-- Start of Records for the task --
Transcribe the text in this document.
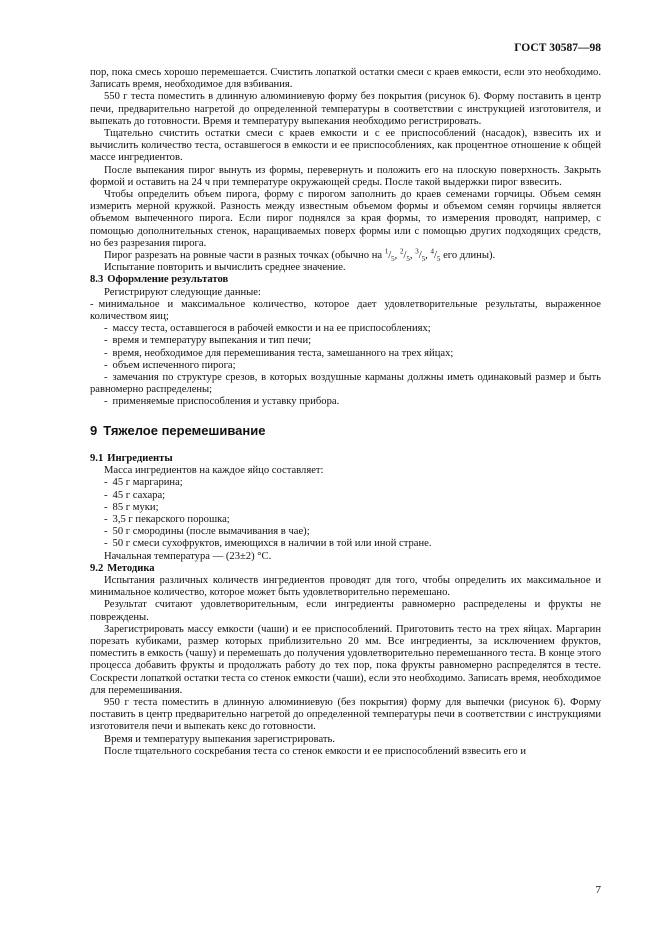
ГОСТ 30587—98

пор, пока смесь хорошо перемешается. Счистить лопаткой остатки смеси с краев емкости, если это необходимо. Записать время, необходимое для взбивания.

550 г теста поместить в длинную алюминиевую форму без покрытия (рисунок 6). Форму поставить в центр печи, предварительно нагретой до определенной температуры в соответствии с инструкцией изготовителя, и выпекать до готовности. Время и температуру выпекания необходимо регистрировать.

Тщательно счистить остатки смеси с краев емкости и с ее приспособлений (насадок), взвесить их и вычислить количество теста, оставшегося в емкости и ее приспособлениях, как процентное отношение к общей массе ингредиентов.

После выпекания пирог вынуть из формы, перевернуть и положить его на плоскую поверхность. Закрыть формой и оставить на 24 ч при температуре окружающей среды. После такой выдержки пирог взвесить.

Чтобы определить объем пирога, форму с пирогом заполнить до краев семенами горчицы. Объем семян измерить мерной кружкой. Разность между известным объемом формы и объемом семян горчицы является объемом выпеченного пирога. Если пирог поднялся за края формы, то измерения проводят, например, с помощью дополнительных стенок, наращиваемых поверх формы или с помощью других подходящих средств, но без разрезания пирога.

Пирог разрезать на ровные части в разных точках (обычно на $^1/_5$, $^2/_5$, $^3/_5$, $^4/_5$ его длины).

Испытание повторить и вычислить среднее значение.

8.3 Оформление результатов

Регистрируют следующие данные:

- минимальное и максимальное количество, которое дает удовлетворительные результаты, выраженное количеством яиц;

- массу теста, оставшегося в рабочей емкости и на ее приспособлениях;

- время и температуру выпекания и тип печи;

- время, необходимое для перемешивания теста, замешанного на трех яйцах;

- объем испеченного пирога;

- замечания по структуре срезов, в которых воздушные карманы должны иметь одинаковый размер и быть равномерно распределены;

- применяемые приспособления и уставку прибора.

9 Тяжелое перемешивание

9.1 Ингредиенты

Масса ингредиентов на каждое яйцо составляет:

- 45 г маргарина;

- 45 г сахара;

- 85 г муки;

- 3,5 г пекарского порошка;

- 50 г смородины (после вымачивания в чае);

- 50 г смеси сухофруктов, имеющихся в наличии в той или иной стране.

Начальная температура — (23±2) °С.

9.2 Методика

Испытания различных количеств ингредиентов проводят для того, чтобы определить их максимальное и минимальное количество, которое может быть удовлетворительно перемешано.

Результат считают удовлетворительным, если ингредиенты равномерно распределены и фрукты не повреждены.

Зарегистрировать массу емкости (чаши) и ее приспособлений. Приготовить тесто на трех яйцах. Маргарин порезать кубиками, размер которых приблизительно 20 мм. Все ингредиенты, за исключением фруктов, поместить в емкость (чашу) и перемешать до получения удовлетворительно перемешанного теста. В конце этого процесса добавить фрукты и продолжать работу до тех пор, пока фрукты равномерно распределятся в тесте. Соскрести лопаткой остатки теста со стенок емкости (чаши), если это необходимо. Записать время, необходимое для перемешивания.

950 г теста поместить в длинную алюминиевую (без покрытия) форму для выпечки (рисунок 6). Форму поставить в центр предварительно нагретой до определенной температуры печи в соответствии с инструкциями изготовителя печи и выпекать кекс до готовности.

Время и температуру выпекания зарегистрировать.

После тщательного соскребания теста со стенок емкости и ее приспособлений взвесить его и

7
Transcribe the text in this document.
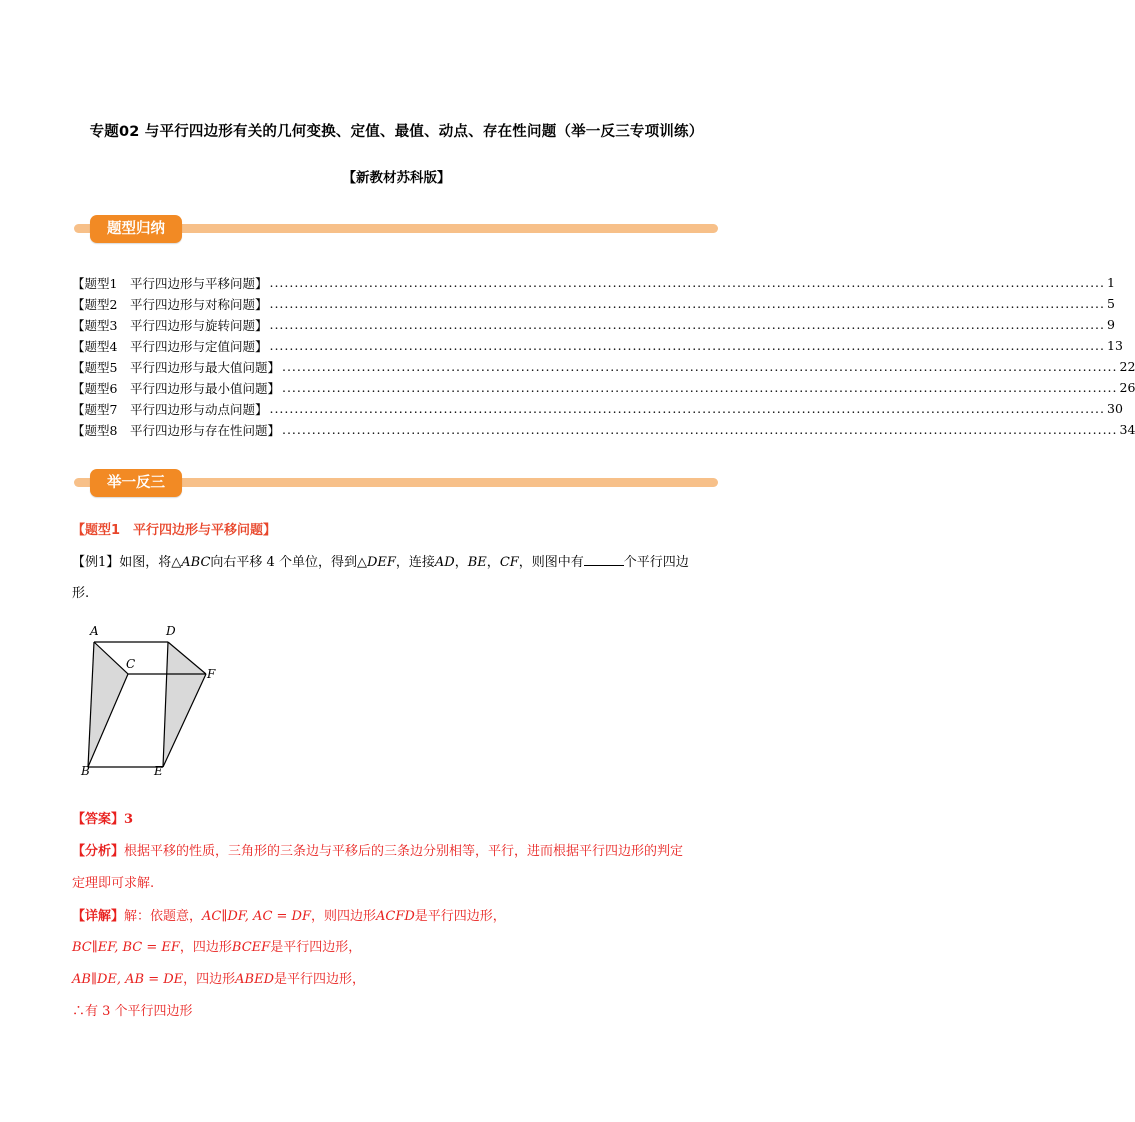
专题02 与平行四边形有关的几何变换、定值、最值、动点、存在性问题（举一反三专项训练）
【新教材苏科版】
题型归纳
【题型1　平行四边形与平移问题】 ........................................................................................................................................................................ 1
【题型2　平行四边形与对称问题】 ........................................................................................................................................................................ 5
【题型3　平行四边形与旋转问题】 ........................................................................................................................................................................ 9
【题型4　平行四边形与定值问题】 ........................................................................................................................................................................ 13
【题型5　平行四边形与最大值问题】 ........................................................................................................................................................................ 22
【题型6　平行四边形与最小值问题】 ........................................................................................................................................................................ 26
【题型7　平行四边形与动点问题】 ........................................................................................................................................................................ 30
【题型8　平行四边形与存在性问题】 ........................................................................................................................................................................ 34
举一反三
【题型1　平行四边形与平移问题】
【例1】如图，将△ABC向右平移 4 个单位，得到△DEF，连接AD，BE，CF，则图中有	个平行四边
形.
A	D
C
F
B	E
【答案】3
【分析】根据平移的性质，三角形的三条边与平移后的三条边分别相等，平行，进而根据平行四边形的判定
定理即可求解.
【详解】解：依题意，AC∥DF, AC = DF，则四边形ACFD是平行四边形，
BC∥EF, BC = EF，四边形BCEF是平行四边形，
AB∥DE, AB = DE，四边形ABED是平行四边形，
∴有 3 个平行四边形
-- End of Records for the task --
Problem description:
Except for the pictures, copy every line of the records above exactly.

The reply:
Transcribe the text in this document.
ГОСТ 30587—98

пор, пока смесь хорошо перемешается. Счистить лопаткой остатки смеси с краев емкости, если это необходимо. Записать время, необходимое для взбивания.

550 г теста поместить в длинную алюминиевую форму без покрытия (рисунок 6). Форму поставить в центр печи, предварительно нагретой до определенной температуры в соответствии с инструкцией изготовителя, и выпекать до готовности. Время и температуру выпекания необходимо регистрировать.

Тщательно счистить остатки смеси с краев емкости и с ее приспособлений (насадок), взвесить их и вычислить количество теста, оставшегося в емкости и ее приспособлениях, как процентное отношение к общей массе ингредиентов.

После выпекания пирог вынуть из формы, перевернуть и положить его на плоскую поверхность. Закрыть формой и оставить на 24 ч при температуре окружающей среды. После такой выдержки пирог взвесить.

Чтобы определить объем пирога, форму с пирогом заполнить до краев семенами горчицы. Объем семян измерить мерной кружкой. Разность между известным объемом формы и объемом семян горчицы является объемом выпеченного пирога. Если пирог поднялся за края формы, то измерения проводят, например, с помощью дополнительных стенок, наращиваемых поверх формы или с помощью других подходящих средств, но без разрезания пирога.

Пирог разрезать на ровные части в разных точках (обычно на $^1/_5$, $^2/_5$, $^3/_5$, $^4/_5$ его длины).

Испытание повторить и вычислить среднее значение.

8.3 Оформление результатов

Регистрируют следующие данные:

- минимальное и максимальное количество, которое дает удовлетворительные результаты, выраженное количеством яиц;

- массу теста, оставшегося в рабочей емкости и на ее приспособлениях;

- время и температуру выпекания и тип печи;

- время, необходимое для перемешивания теста, замешанного на трех яйцах;

- объем испеченного пирога;

- замечания по структуре срезов, в которых воздушные карманы должны иметь одинаковый размер и быть равномерно распределены;

- применяемые приспособления и уставку прибора.

9 Тяжелое перемешивание

9.1 Ингредиенты

Масса ингредиентов на каждое яйцо составляет:

- 45 г маргарина;

- 45 г сахара;

- 85 г муки;

- 3,5 г пекарского порошка;

- 50 г смородины (после вымачивания в чае);

- 50 г смеси сухофруктов, имеющихся в наличии в той или иной стране.

Начальная температура — (23±2) °С.

9.2 Методика

Испытания различных количеств ингредиентов проводят для того, чтобы определить их максимальное и минимальное количество, которое может быть удовлетворительно перемешано.

Результат считают удовлетворительным, если ингредиенты равномерно распределены и фрукты не повреждены.

Зарегистрировать массу емкости (чаши) и ее приспособлений. Приготовить тесто на трех яйцах. Маргарин порезать кубиками, размер которых приблизительно 20 мм. Все ингредиенты, за исключением фруктов, поместить в емкость (чашу) и перемешать до получения удовлетворительно перемешанного теста. В конце этого процесса добавить фрукты и продолжать работу до тех пор, пока фрукты равномерно распределятся в тесте. Соскрести лопаткой остатки теста со стенок емкости (чаши), если это необходимо. Записать время, необходимое для перемешивания.

950 г теста поместить в длинную алюминиевую (без покрытия) форму для выпечки (рисунок 6). Форму поставить в центр предварительно нагретой до определенной температуры печи в соответствии с инструкциями изготовителя печи и выпекать кекс до готовности.

Время и температуру выпекания зарегистрировать.

После тщательного соскребания теста со стенок емкости и ее приспособлений взвесить его и

7
Transcribe the text in this document.
专题02 与平行四边形有关的几何变换、定值、最值、动点、存在性问题（举一反三专项训练）
【新教材苏科版】
题型归纳
【题型1　平行四边形与平移问题】 ........................................................................................................................................................................ 1
【题型2　平行四边形与对称问题】 ........................................................................................................................................................................ 5
【题型3　平行四边形与旋转问题】 ........................................................................................................................................................................ 9
【题型4　平行四边形与定值问题】 ........................................................................................................................................................................ 13
【题型5　平行四边形与最大值问题】 ........................................................................................................................................................................ 22
【题型6　平行四边形与最小值问题】 ........................................................................................................................................................................ 26
【题型7　平行四边形与动点问题】 ........................................................................................................................................................................ 30
【题型8　平行四边形与存在性问题】 ........................................................................................................................................................................ 34
举一反三
【题型1　平行四边形与平移问题】
【例1】如图，将△ABC向右平移 4 个单位，得到△DEF，连接AD，BE，CF，则图中有	个平行四边
形.
A	D
C
F
B	E
【答案】3
【分析】根据平移的性质，三角形的三条边与平移后的三条边分别相等，平行，进而根据平行四边形的判定
定理即可求解.
【详解】解：依题意，AC∥DF, AC = DF，则四边形ACFD是平行四边形，
BC∥EF, BC = EF，四边形BCEF是平行四边形，
AB∥DE, AB = DE，四边形ABED是平行四边形，
∴有 3 个平行四边形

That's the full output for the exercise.